_TASK TO COMPLETE_. With the pictures left out, reproduce exactly the lines running from the line with "Extract all readable text from this page." to the last line of the material below.

==============================

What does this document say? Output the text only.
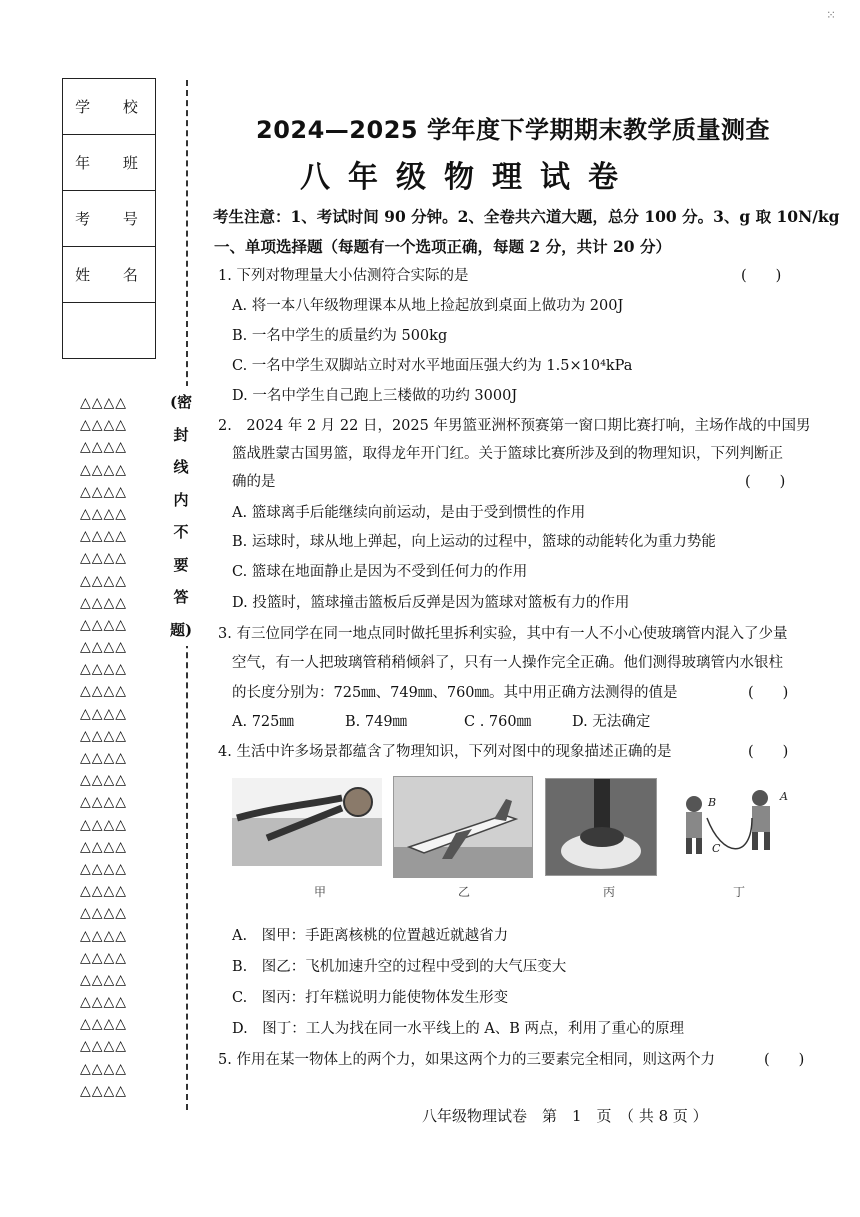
⁙
学 校
年 班
考 号
姓 名

△△△△
△△△△
△△△△
△△△△
△△△△
△△△△
△△△△
△△△△
△△△△
△△△△
△△△△
△△△△
△△△△
△△△△
△△△△
△△△△
△△△△
△△△△
△△△△
△△△△
△△△△
△△△△
△△△△
△△△△
△△△△
△△△△
△△△△
△△△△
△△△△
△△△△
△△△△
△△△△
(密
封
线
内
不
要
答
题)
2024—2025 学年度下学期期末教学质量测查
八年级物理试卷
考生注意：1、考试时间 90 分钟。2、全卷共六道大题，总分 100 分。3、g 取 10N/kg
一、单项选择题（每题有一个选项正确，每题 2 分，共计 20 分）
1. 下列对物理量大小估测符合实际的是	(　　)
A. 将一本八年级物理课本从地上捡起放到桌面上做功为 200J
B. 一名中学生的质量约为 500kg
C. 一名中学生双脚站立时对水平地面压强大约为 1.5×10⁴kPa
D. 一名中学生自己跑上三楼做的功约 3000J
2.　2024 年 2 月 22 日，2025 年男篮亚洲杯预赛第一窗口期比赛打响，主场作战的中国男
篮战胜蒙古国男篮，取得龙年开门红。关于篮球比赛所涉及到的物理知识，下列判断正
确的是	(　　)
A. 篮球离手后能继续向前运动，是由于受到惯性的作用
B. 运球时，球从地上弹起，向上运动的过程中，篮球的动能转化为重力势能
C. 篮球在地面静止是因为不受到任何力的作用
D. 投篮时，篮球撞击篮板后反弹是因为篮球对篮板有力的作用
3. 有三位同学在同一地点同时做托里拆利实验，其中有一人不小心使玻璃管内混入了少量
空气，有一人把玻璃管稍稍倾斜了，只有一人操作完全正确。他们测得玻璃管内水银柱
的长度分别为：725㎜、749㎜、760㎜。其中用正确方法测得的值是	(　　)
A. 725㎜	B. 749㎜	C . 760㎜	D. 无法确定
4. 生活中许多场景都蕴含了物理知识，下列对图中的现象描述正确的是	(　　)
B	A
C
甲	乙	丙	丁
A.　图甲：手距离核桃的位置越近就越省力
B.　图乙：飞机加速升空的过程中受到的大气压变大
C.　图丙：打年糕说明力能使物体发生形变
D.　图丁：工人为找在同一水平线上的 A、B 两点，利用了重心的原理
5. 作用在某一物体上的两个力，如果这两个力的三要素完全相同，则这两个力	(　　)
八年级物理试卷　第　1　页　（ 共 8 页 ）
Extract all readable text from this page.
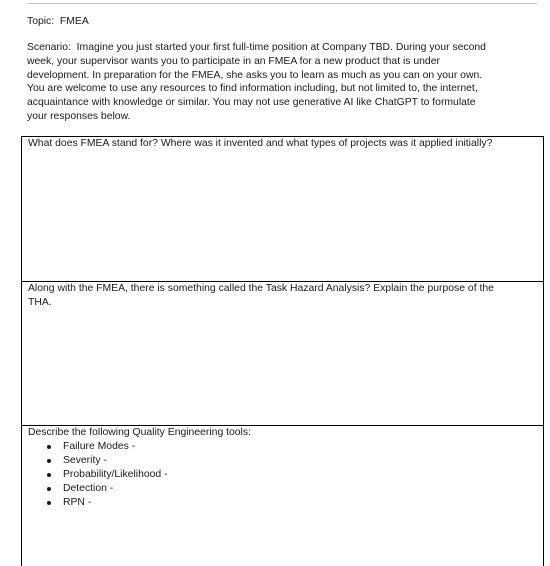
Topic:  FMEA
Scenario:  Imagine you just started your first full-time position at Company TBD. During your second
week, your supervisor wants you to participate in an FMEA for a new product that is under
development. In preparation for the FMEA, she asks you to learn as much as you can on your own.
You are welcome to use any resources to find information including, but not limited to, the internet,
acquaintance with knowledge or similar. You may not use generative AI like ChatGPT to formulate
your responses below.
What does FMEA stand for? Where was it invented and what types of projects was it applied initially?
Along with the FMEA, there is something called the Task Hazard Analysis? Explain the purpose of the
THA.
Describe the following Quality Engineering tools:
Failure Modes -
Severity -
Probability/Likelihood -
Detection -
RPN -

==============================

_ANSWER TO THIS TASK_.
Extract all readable text from this page.
Topic:  FMEA
Scenario:  Imagine you just started your first full-time position at Company TBD. During your second
week, your supervisor wants you to participate in an FMEA for a new product that is under
development. In preparation for the FMEA, she asks you to learn as much as you can on your own.
You are welcome to use any resources to find information including, but not limited to, the internet,
acquaintance with knowledge or similar. You may not use generative AI like ChatGPT to formulate
your responses below.
What does FMEA stand for? Where was it invented and what types of projects was it applied initially?
Along with the FMEA, there is something called the Task Hazard Analysis? Explain the purpose of the
THA.
Describe the following Quality Engineering tools:
Failure Modes -
Severity -
Probability/Likelihood -
Detection -
RPN -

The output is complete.